Required task
An exact reproduction of the records is required, with all images left out.

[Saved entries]

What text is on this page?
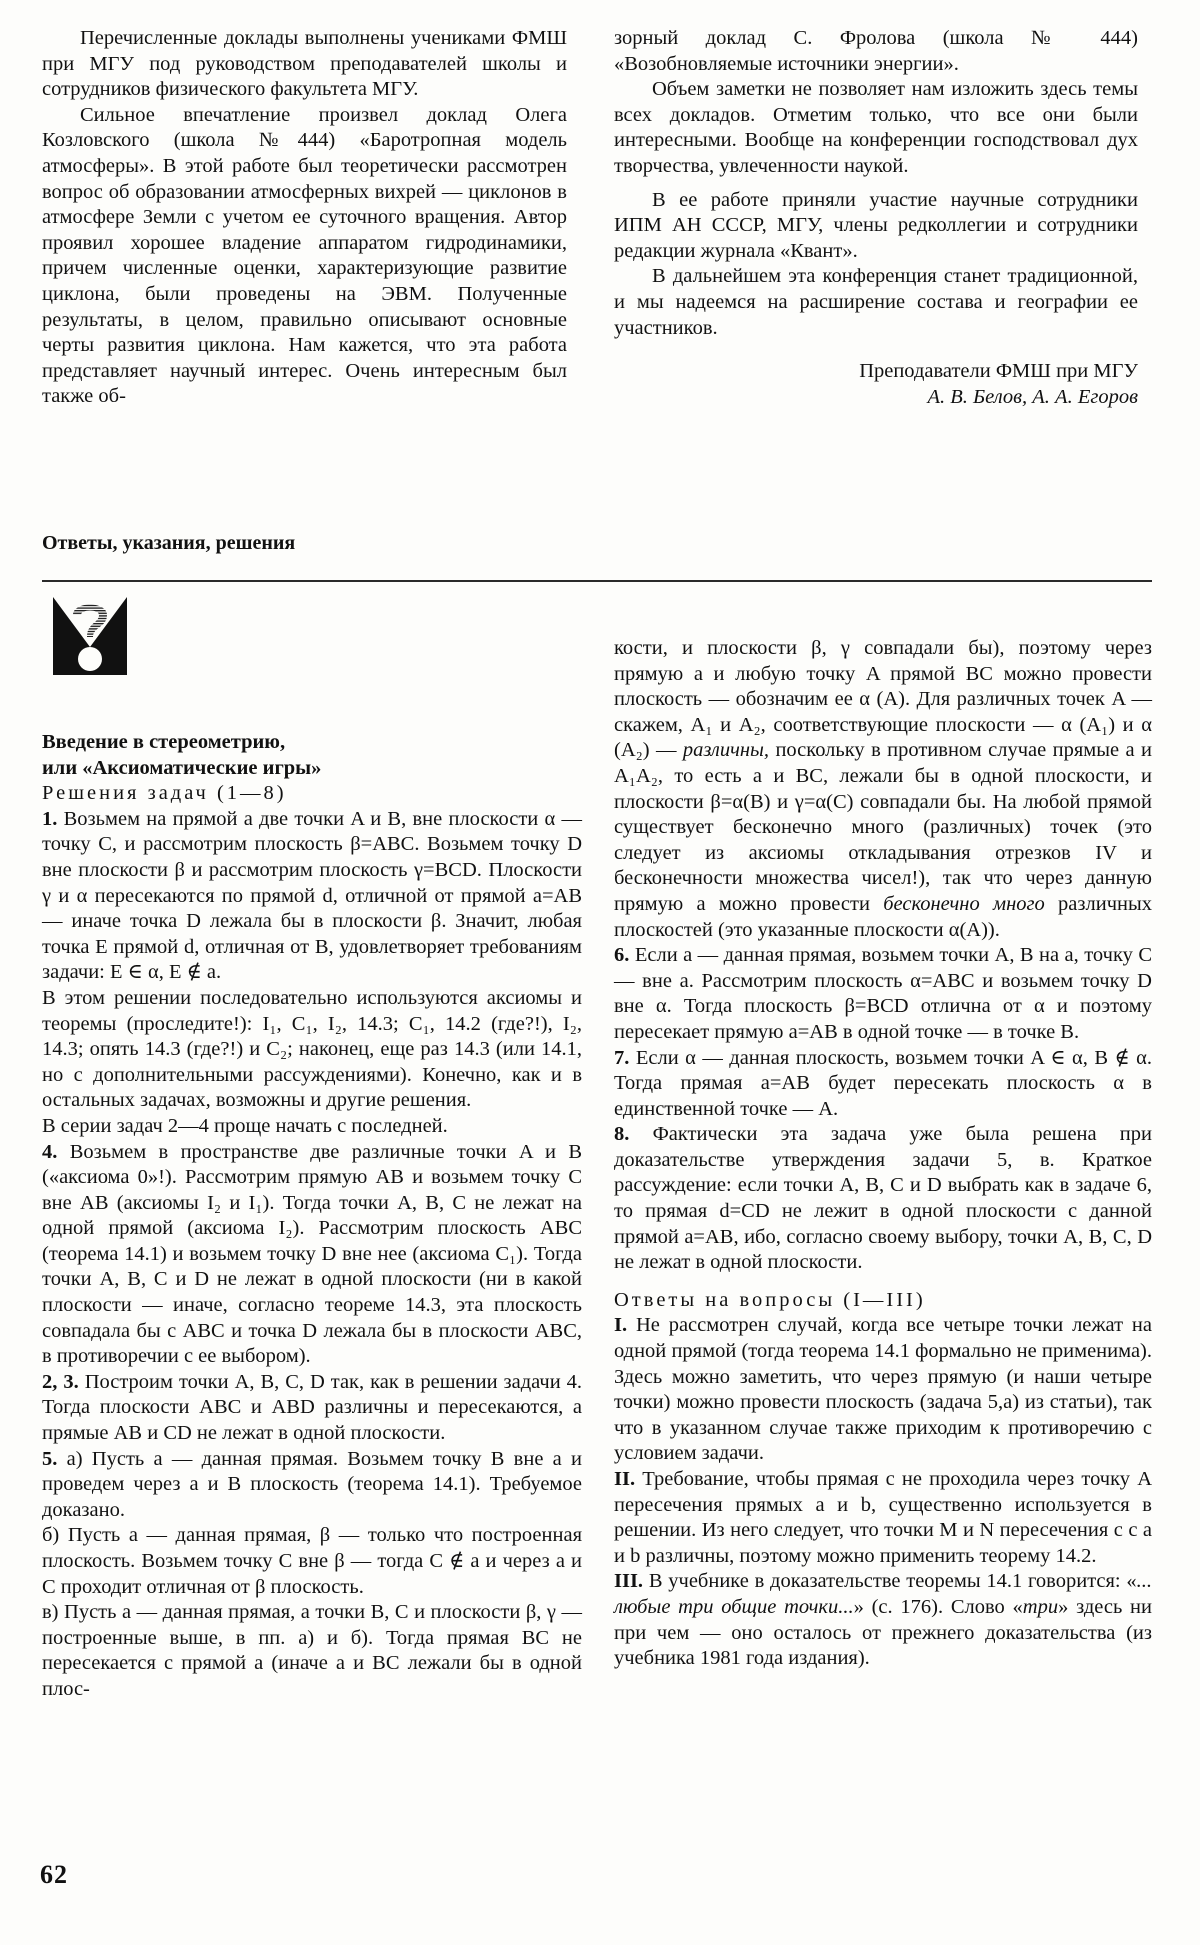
Перечисленные доклады выполнены учениками ФМШ при МГУ под руководством преподавателей школы и сотрудников физического факультета МГУ.

Сильное впечатление произвел доклад Олега Козловского (школа №444) «Баротропная модель атмосферы». В этой работе был теоретически рассмотрен вопрос об образовании атмосферных вихрей — циклонов в атмосфере Земли с учетом ее суточного вращения. Автор проявил хорошее владение аппаратом гидродинамики, причем численные оценки, характеризующие развитие циклона, были проведены на ЭВМ. Полученные результаты, в целом, правильно описывают основные черты развития циклона. Нам кажется, что эта работа представляет научный интерес. Очень интересным был также об-

зорный доклад С. Фролова (школа № 444) «Возобновляемые источники энергии».

Объем заметки не позволяет нам изложить здесь темы всех докладов. Отметим только, что все они были интересными. Вообще на конференции господствовал дух творчества, увлеченности наукой.

В ее работе приняли участие научные сотрудники ИПМ АН СССР, МГУ, члены редколлегии и сотрудники редакции журнала «Квант».

В дальнейшем эта конференция станет традиционной, и мы надеемся на расширение состава и географии ее участников.

Преподаватели ФМШ при МГУ

А. В. Белов, А. А. Егоров

Ответы, указания, решения

Введение в стереометрию,

или «Аксиоматические игры»

Решения задач (1—8)

1. Возьмем на прямой a две точки A и B, вне плоскости α — точку C, и рассмотрим плоскость β=ABC. Возьмем точку D вне плоскости β и рассмотрим плоскость γ=BCD. Плоскости γ и α пересекаются по прямой d, отличной от прямой a=AB — иначе точка D лежала бы в плоскости β. Значит, любая точка E прямой d, отличная от B, удовлетворяет требованиям задачи: E ∈ α, E ∉ a.

В этом решении последовательно используются аксиомы и теоремы (проследите!): I₁, C₁, I₂, 14.3; C₁, 14.2 (где?!), I₂, 14.3; опять 14.3 (где?!) и C₂; наконец, еще раз 14.3 (или 14.1, но с дополнительными рассуждениями). Конечно, как и в остальных задачах, возможны и другие решения.

В серии задач 2—4 проще начать с последней.

4. Возьмем в пространстве две различные точки A и B («аксиома 0»!). Рассмотрим прямую AB и возьмем точку C вне AB (аксиомы I₂ и I₁). Тогда точки A, B, C не лежат на одной прямой (аксиома I₂). Рассмотрим плоскость ABC (теорема 14.1) и возьмем точку D вне нее (аксиома C₁). Тогда точки A, B, C и D не лежат в одной плоскости (ни в какой плоскости — иначе, согласно теореме 14.3, эта плоскость совпадала бы с ABC и точка D лежала бы в плоскости ABC, в противоречии с ее выбором).

2, 3. Построим точки A, B, C, D так, как в решении задачи 4. Тогда плоскости ABC и ABD различны и пересекаются, а прямые AB и CD не лежат в одной плоскости.

5. а) Пусть a — данная прямая. Возьмем точку B вне a и проведем через a и B плоскость (теорема 14.1). Требуемое доказано.

б) Пусть a — данная прямая, β — только что построенная плоскость. Возьмем точку C вне β — тогда C ∉ a и через a и C проходит отличная от β плоскость.

в) Пусть a — данная прямая, а точки B, C и плоскости β, γ — построенные выше, в пп. а) и б). Тогда прямая BC не пересекается с прямой a (иначе a и BC лежали бы в одной плос-

кости, и плоскости β, γ совпадали бы), поэтому через прямую a и любую точку A прямой BC можно провести плоскость — обозначим ее α (A). Для различных точек A — скажем, A₁ и A₂, соответствующие плоскости — α (A₁) и α (A₂) — различны, поскольку в противном случае прямые a и A₁A₂, то есть a и BC, лежали бы в одной плоскости, и плоскости β=α(B) и γ=α(C) совпадали бы. На любой прямой существует бесконечно много (различных) точек (это следует из аксиомы откладывания отрезков IV и бесконечности множества чисел!), так что через данную прямую a можно провести бесконечно много различных плоскостей (это указанные плоскости α(A)).

6. Если a — данная прямая, возьмем точки A, B на a, точку C — вне a. Рассмотрим плоскость α=ABC и возьмем точку D вне α. Тогда плоскость β=BCD отлична от α и поэтому пересекает прямую a=AB в одной точке — в точке B.

7. Если α — данная плоскость, возьмем точки A ∈ α, B ∉ α. Тогда прямая a=AB будет пересекать плоскость α в единственной точке — A.

8. Фактически эта задача уже была решена при доказательстве утверждения задачи 5, в. Краткое рассуждение: если точки A, B, C и D выбрать как в задаче 6, то прямая d=CD не лежит в одной плоскости с данной прямой a=AB, ибо, согласно своему выбору, точки A, B, C, D не лежат в одной плоскости.

Ответы на вопросы (I—III)

I. Не рассмотрен случай, когда все четыре точки лежат на одной прямой (тогда теорема 14.1 формально не применима). Здесь можно заметить, что через прямую (и наши четыре точки) можно провести плоскость (задача 5,a) из статьи), так что в указанном случае также приходим к противоречию с условием задачи.

II. Требование, чтобы прямая c не проходила через точку A пересечения прямых a и b, существенно используется в решении. Из него следует, что точки M и N пересечения c с a и b различны, поэтому можно применить теорему 14.2.

III. В учебнике в доказательстве теоремы 14.1 говорится: «... любые три общие точки...» (с. 176). Слово «три» здесь ни при чем — оно осталось от прежнего доказательства (из учебника 1981 года издания).

62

The result
What text is on this page?
Перечисленные доклады выполнены учениками ФМШ при МГУ под руководством преподавателей школы и сотрудников физического факультета МГУ.

Сильное впечатление произвел доклад Олега Козловского (школа №444) «Баротропная модель атмосферы». В этой работе был теоретически рассмотрен вопрос об образовании атмосферных вихрей — циклонов в атмосфере Земли с учетом ее суточного вращения. Автор проявил хорошее владение аппаратом гидродинамики, причем численные оценки, характеризующие развитие циклона, были проведены на ЭВМ. Полученные результаты, в целом, правильно описывают основные черты развития циклона. Нам кажется, что эта работа представляет научный интерес. Очень интересным был также об-

зорный доклад С. Фролова (школа № 444) «Возобновляемые источники энергии».

Объем заметки не позволяет нам изложить здесь темы всех докладов. Отметим только, что все они были интересными. Вообще на конференции господствовал дух творчества, увлеченности наукой.

В ее работе приняли участие научные сотрудники ИПМ АН СССР, МГУ, члены редколлегии и сотрудники редакции журнала «Квант».

В дальнейшем эта конференция станет традиционной, и мы надеемся на расширение состава и географии ее участников.

Преподаватели ФМШ при МГУ

А. В. Белов, А. А. Егоров

Ответы, указания, решения

Введение в стереометрию,

или «Аксиоматические игры»

Решения задач (1—8)

1. Возьмем на прямой a две точки A и B, вне плоскости α — точку C, и рассмотрим плоскость β=ABC. Возьмем точку D вне плоскости β и рассмотрим плоскость γ=BCD. Плоскости γ и α пересекаются по прямой d, отличной от прямой a=AB — иначе точка D лежала бы в плоскости β. Значит, любая точка E прямой d, отличная от B, удовлетворяет требованиям задачи: E ∈ α, E ∉ a.

В этом решении последовательно используются аксиомы и теоремы (проследите!): I₁, C₁, I₂, 14.3; C₁, 14.2 (где?!), I₂, 14.3; опять 14.3 (где?!) и C₂; наконец, еще раз 14.3 (или 14.1, но с дополнительными рассуждениями). Конечно, как и в остальных задачах, возможны и другие решения.

В серии задач 2—4 проще начать с последней.

4. Возьмем в пространстве две различные точки A и B («аксиома 0»!). Рассмотрим прямую AB и возьмем точку C вне AB (аксиомы I₂ и I₁). Тогда точки A, B, C не лежат на одной прямой (аксиома I₂). Рассмотрим плоскость ABC (теорема 14.1) и возьмем точку D вне нее (аксиома C₁). Тогда точки A, B, C и D не лежат в одной плоскости (ни в какой плоскости — иначе, согласно теореме 14.3, эта плоскость совпадала бы с ABC и точка D лежала бы в плоскости ABC, в противоречии с ее выбором).

2, 3. Построим точки A, B, C, D так, как в решении задачи 4. Тогда плоскости ABC и ABD различны и пересекаются, а прямые AB и CD не лежат в одной плоскости.

5. а) Пусть a — данная прямая. Возьмем точку B вне a и проведем через a и B плоскость (теорема 14.1). Требуемое доказано.

б) Пусть a — данная прямая, β — только что построенная плоскость. Возьмем точку C вне β — тогда C ∉ a и через a и C проходит отличная от β плоскость.

в) Пусть a — данная прямая, а точки B, C и плоскости β, γ — построенные выше, в пп. а) и б). Тогда прямая BC не пересекается с прямой a (иначе a и BC лежали бы в одной плос-

кости, и плоскости β, γ совпадали бы), поэтому через прямую a и любую точку A прямой BC можно провести плоскость — обозначим ее α (A). Для различных точек A — скажем, A₁ и A₂, соответствующие плоскости — α (A₁) и α (A₂) — различны, поскольку в противном случае прямые a и A₁A₂, то есть a и BC, лежали бы в одной плоскости, и плоскости β=α(B) и γ=α(C) совпадали бы. На любой прямой существует бесконечно много (различных) точек (это следует из аксиомы откладывания отрезков IV и бесконечности множества чисел!), так что через данную прямую a можно провести бесконечно много различных плоскостей (это указанные плоскости α(A)).

6. Если a — данная прямая, возьмем точки A, B на a, точку C — вне a. Рассмотрим плоскость α=ABC и возьмем точку D вне α. Тогда плоскость β=BCD отлична от α и поэтому пересекает прямую a=AB в одной точке — в точке B.

7. Если α — данная плоскость, возьмем точки A ∈ α, B ∉ α. Тогда прямая a=AB будет пересекать плоскость α в единственной точке — A.

8. Фактически эта задача уже была решена при доказательстве утверждения задачи 5, в. Краткое рассуждение: если точки A, B, C и D выбрать как в задаче 6, то прямая d=CD не лежит в одной плоскости с данной прямой a=AB, ибо, согласно своему выбору, точки A, B, C, D не лежат в одной плоскости.

Ответы на вопросы (I—III)

I. Не рассмотрен случай, когда все четыре точки лежат на одной прямой (тогда теорема 14.1 формально не применима). Здесь можно заметить, что через прямую (и наши четыре точки) можно провести плоскость (задача 5,a) из статьи), так что в указанном случае также приходим к противоречию с условием задачи.

II. Требование, чтобы прямая c не проходила через точку A пересечения прямых a и b, существенно используется в решении. Из него следует, что точки M и N пересечения c с a и b различны, поэтому можно применить теорему 14.2.

III. В учебнике в доказательстве теоремы 14.1 говорится: «... любые три общие точки...» (с. 176). Слово «три» здесь ни при чем — оно осталось от прежнего доказательства (из учебника 1981 года издания).

62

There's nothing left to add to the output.